* [Aim of the exercise] Show each line from the listing that includes the word "JSON".

* [Information supplied]
(begin)

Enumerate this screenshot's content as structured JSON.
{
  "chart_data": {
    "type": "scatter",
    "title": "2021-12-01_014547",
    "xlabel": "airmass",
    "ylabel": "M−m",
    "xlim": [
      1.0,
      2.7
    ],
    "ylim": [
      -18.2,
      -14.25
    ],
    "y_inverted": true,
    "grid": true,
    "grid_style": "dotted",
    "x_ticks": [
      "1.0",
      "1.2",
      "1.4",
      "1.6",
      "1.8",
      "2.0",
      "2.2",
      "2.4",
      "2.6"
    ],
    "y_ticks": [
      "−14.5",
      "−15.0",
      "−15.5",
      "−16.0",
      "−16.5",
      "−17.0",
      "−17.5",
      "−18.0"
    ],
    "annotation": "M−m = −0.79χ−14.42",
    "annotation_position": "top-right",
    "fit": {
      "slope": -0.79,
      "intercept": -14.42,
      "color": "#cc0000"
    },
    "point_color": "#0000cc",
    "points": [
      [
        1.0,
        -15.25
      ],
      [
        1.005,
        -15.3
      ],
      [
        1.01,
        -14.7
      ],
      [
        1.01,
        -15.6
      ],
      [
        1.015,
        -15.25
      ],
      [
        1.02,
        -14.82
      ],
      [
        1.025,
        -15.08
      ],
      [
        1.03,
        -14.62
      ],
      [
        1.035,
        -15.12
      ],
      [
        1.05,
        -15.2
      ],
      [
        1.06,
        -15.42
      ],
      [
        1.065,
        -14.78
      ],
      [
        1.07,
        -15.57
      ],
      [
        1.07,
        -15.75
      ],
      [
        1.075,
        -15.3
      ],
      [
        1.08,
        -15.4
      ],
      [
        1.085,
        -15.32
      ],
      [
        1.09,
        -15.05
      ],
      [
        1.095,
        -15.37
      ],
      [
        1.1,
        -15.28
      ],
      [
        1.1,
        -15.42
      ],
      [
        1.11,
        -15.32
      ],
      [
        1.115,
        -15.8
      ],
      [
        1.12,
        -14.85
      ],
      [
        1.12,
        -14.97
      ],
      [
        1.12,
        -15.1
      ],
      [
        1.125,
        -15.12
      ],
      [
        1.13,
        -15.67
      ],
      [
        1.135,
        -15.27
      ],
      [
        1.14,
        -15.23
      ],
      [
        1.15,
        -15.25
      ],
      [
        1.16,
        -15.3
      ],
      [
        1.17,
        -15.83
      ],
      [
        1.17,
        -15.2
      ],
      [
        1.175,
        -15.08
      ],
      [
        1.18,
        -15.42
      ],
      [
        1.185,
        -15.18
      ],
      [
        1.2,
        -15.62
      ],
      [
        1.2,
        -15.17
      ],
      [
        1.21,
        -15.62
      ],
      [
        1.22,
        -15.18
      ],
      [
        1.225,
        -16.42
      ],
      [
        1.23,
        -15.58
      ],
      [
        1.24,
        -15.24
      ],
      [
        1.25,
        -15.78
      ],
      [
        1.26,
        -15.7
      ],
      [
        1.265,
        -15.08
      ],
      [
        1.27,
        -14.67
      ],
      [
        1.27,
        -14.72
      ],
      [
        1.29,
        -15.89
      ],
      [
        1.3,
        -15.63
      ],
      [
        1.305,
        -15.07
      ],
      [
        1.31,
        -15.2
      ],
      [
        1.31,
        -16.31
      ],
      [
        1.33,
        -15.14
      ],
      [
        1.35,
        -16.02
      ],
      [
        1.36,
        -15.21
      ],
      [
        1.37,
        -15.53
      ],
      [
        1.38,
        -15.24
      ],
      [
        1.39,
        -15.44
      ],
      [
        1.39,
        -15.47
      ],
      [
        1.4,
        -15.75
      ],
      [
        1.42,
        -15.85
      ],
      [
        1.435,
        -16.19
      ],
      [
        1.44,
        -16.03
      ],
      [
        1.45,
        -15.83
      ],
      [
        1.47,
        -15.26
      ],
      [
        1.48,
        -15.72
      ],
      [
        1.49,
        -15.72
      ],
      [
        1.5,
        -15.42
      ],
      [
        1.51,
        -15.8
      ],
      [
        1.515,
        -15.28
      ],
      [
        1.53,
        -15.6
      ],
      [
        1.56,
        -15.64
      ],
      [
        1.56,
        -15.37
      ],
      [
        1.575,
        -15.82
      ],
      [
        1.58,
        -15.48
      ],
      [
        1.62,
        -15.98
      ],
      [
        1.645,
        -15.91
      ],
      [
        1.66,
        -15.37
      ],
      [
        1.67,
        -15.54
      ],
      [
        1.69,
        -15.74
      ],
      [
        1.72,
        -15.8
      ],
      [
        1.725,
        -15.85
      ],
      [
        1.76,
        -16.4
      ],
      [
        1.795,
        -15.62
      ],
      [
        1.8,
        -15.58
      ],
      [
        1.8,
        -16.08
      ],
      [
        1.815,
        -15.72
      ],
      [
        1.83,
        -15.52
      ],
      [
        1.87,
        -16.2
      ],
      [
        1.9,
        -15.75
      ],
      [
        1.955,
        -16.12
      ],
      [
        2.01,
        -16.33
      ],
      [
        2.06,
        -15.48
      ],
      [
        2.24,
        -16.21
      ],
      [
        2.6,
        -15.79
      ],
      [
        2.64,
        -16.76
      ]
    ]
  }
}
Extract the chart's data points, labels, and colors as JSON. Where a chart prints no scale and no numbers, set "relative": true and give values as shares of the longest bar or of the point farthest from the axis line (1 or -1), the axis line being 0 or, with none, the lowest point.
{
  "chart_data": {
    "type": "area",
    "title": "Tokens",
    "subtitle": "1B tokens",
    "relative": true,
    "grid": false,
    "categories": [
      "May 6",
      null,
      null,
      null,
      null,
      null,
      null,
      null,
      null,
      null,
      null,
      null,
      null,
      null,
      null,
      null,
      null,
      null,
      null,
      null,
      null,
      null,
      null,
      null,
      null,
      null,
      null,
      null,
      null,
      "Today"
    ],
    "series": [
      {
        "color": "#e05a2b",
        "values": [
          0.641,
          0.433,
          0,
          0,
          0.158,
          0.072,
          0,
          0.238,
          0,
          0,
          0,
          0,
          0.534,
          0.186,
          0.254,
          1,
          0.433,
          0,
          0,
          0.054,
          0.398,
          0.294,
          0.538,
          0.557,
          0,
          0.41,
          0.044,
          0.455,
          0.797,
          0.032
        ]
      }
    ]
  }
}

(end)

* [Exercise solution]
Enumerate this screenshot's content as structured JSON.
Extract the chart's data points, labels, and colors as JSON. Where a chart prints no scale and no numbers, set "relative": true and give values as shares of the longest bar or of the point farthest from the axis line (1 or -1), the axis line being 0 or, with none, the lowest point.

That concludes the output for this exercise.